• [PROBLEM DESCRIPTION]:
Whenever the word "High" appears in a line of the data below, copy that line.

--- EXERCISE MATERIAL ---

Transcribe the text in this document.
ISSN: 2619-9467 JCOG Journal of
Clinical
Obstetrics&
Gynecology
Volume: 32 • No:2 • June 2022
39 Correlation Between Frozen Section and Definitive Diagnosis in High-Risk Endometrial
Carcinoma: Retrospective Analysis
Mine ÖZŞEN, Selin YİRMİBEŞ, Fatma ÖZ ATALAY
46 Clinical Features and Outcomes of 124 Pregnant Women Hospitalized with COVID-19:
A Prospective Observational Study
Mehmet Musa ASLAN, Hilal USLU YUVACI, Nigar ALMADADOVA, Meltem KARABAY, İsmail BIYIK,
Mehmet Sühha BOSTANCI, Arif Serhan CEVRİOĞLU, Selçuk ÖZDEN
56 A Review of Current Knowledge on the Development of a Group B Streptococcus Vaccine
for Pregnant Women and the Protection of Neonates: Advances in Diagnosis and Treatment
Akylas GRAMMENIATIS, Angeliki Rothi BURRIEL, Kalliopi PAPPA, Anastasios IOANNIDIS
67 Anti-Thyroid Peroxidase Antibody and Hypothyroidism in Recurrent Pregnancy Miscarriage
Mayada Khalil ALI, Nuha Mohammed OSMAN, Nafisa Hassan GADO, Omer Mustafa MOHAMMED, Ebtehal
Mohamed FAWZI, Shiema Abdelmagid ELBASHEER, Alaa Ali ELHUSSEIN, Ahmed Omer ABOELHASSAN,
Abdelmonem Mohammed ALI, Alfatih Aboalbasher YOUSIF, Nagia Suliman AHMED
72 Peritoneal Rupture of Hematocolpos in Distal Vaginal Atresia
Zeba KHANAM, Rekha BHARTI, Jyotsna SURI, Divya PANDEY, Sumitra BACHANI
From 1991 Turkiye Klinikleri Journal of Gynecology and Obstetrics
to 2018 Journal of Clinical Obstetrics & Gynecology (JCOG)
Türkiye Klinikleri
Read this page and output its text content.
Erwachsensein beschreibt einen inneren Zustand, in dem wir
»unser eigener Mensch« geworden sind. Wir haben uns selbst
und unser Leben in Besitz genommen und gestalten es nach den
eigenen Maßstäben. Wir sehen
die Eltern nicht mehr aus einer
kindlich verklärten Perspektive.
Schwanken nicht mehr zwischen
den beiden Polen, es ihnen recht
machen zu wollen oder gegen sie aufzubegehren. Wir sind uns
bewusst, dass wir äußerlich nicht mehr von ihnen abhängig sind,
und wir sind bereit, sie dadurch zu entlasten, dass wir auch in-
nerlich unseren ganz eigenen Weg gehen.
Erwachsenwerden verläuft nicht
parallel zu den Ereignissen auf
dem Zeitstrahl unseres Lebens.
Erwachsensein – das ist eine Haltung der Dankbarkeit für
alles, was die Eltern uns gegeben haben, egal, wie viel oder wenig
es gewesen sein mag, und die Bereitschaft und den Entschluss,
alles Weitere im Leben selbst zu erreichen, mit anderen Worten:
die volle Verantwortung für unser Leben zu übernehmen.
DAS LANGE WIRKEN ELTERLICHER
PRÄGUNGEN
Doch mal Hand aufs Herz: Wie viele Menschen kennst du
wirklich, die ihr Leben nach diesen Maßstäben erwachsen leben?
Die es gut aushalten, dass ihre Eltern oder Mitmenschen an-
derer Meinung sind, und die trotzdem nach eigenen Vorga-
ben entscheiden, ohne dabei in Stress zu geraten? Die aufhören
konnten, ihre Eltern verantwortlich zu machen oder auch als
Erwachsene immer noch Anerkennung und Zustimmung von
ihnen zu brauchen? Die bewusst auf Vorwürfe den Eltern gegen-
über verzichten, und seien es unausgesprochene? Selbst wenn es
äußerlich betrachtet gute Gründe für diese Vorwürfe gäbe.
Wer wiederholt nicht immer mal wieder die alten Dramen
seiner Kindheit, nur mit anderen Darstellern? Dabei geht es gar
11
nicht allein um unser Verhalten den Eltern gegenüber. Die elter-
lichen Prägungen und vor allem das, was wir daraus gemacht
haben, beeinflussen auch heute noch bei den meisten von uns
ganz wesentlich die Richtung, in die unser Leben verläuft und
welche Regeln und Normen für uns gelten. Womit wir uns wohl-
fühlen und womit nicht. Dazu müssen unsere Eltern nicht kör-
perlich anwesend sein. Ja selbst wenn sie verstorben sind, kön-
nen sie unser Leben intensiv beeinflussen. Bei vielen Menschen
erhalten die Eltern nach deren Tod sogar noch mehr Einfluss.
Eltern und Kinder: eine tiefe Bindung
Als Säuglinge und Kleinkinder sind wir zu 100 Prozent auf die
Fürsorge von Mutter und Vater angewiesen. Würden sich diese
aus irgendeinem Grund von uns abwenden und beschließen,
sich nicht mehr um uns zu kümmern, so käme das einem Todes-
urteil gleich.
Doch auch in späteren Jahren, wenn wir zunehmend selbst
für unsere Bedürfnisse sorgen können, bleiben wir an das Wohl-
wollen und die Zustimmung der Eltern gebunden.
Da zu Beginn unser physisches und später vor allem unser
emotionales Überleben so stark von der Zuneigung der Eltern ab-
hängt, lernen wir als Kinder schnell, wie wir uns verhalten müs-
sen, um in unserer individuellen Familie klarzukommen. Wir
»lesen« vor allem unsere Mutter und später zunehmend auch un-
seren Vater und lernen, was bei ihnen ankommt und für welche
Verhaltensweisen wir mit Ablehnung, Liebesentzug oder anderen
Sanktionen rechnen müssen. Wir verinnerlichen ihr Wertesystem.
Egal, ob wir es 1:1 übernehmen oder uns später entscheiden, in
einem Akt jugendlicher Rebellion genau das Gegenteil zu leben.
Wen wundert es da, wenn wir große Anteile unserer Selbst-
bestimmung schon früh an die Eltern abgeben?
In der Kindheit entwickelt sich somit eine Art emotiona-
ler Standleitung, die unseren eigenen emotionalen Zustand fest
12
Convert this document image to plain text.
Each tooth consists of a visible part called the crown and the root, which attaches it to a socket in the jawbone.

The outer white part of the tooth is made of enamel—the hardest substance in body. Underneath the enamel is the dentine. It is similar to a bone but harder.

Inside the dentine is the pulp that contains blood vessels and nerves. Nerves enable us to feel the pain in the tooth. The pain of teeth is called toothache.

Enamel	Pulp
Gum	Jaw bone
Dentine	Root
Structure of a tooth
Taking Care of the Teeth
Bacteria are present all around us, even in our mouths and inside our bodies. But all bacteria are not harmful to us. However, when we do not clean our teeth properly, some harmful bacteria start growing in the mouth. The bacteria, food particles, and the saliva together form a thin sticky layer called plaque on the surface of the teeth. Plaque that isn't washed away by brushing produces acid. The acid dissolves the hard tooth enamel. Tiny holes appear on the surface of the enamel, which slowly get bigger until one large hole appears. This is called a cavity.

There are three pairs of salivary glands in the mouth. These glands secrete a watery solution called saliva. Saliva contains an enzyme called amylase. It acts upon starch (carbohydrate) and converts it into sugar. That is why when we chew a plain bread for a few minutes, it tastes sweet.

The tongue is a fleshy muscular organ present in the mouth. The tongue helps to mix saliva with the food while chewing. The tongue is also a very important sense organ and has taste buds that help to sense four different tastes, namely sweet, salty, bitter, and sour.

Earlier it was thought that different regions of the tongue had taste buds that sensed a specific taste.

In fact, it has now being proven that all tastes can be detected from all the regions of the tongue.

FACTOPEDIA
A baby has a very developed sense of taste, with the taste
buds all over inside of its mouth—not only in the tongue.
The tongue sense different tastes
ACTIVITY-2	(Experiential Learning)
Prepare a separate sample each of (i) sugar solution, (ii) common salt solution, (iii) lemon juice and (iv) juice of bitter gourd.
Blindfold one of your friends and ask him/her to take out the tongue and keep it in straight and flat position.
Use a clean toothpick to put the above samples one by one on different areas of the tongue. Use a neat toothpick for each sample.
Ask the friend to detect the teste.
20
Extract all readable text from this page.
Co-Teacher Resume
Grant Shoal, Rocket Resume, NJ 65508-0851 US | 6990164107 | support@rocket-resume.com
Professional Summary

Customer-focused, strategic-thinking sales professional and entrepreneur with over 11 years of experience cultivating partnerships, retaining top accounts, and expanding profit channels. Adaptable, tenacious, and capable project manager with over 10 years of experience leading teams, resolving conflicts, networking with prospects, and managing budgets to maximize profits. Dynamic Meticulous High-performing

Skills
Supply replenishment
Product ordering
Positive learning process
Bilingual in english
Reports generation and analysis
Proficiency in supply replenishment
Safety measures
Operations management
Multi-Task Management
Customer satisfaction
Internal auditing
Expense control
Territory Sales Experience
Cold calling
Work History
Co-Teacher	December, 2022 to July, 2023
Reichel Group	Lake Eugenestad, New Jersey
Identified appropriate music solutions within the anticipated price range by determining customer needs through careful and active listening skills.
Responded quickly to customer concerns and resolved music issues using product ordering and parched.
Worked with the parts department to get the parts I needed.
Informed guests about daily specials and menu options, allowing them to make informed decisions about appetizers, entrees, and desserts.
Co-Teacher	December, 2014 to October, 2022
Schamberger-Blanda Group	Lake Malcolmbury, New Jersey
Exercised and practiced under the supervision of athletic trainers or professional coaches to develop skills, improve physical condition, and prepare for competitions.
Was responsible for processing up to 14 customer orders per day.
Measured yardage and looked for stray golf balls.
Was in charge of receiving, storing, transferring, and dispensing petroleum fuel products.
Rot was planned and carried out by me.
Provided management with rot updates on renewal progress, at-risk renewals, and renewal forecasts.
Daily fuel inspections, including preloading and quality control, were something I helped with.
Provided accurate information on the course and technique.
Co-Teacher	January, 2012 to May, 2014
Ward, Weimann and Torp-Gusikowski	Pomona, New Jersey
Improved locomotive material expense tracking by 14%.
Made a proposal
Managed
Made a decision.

---

• [EXERCISE RESPONSE]:
39 Correlation Between Frozen Section and Definitive Diagnosis in High-Risk Endometrial
Customer-focused, strategic-thinking sales professional and entrepreneur with over 11 years of experience cultivating partnerships, retaining top accounts, and expanding profit channels. Adaptable, tenacious, and capable project manager with over 10 years of experience leading teams, resolving conflicts, networking with prospects, and managing budgets to maximize profits. Dynamic Meticulous High-performing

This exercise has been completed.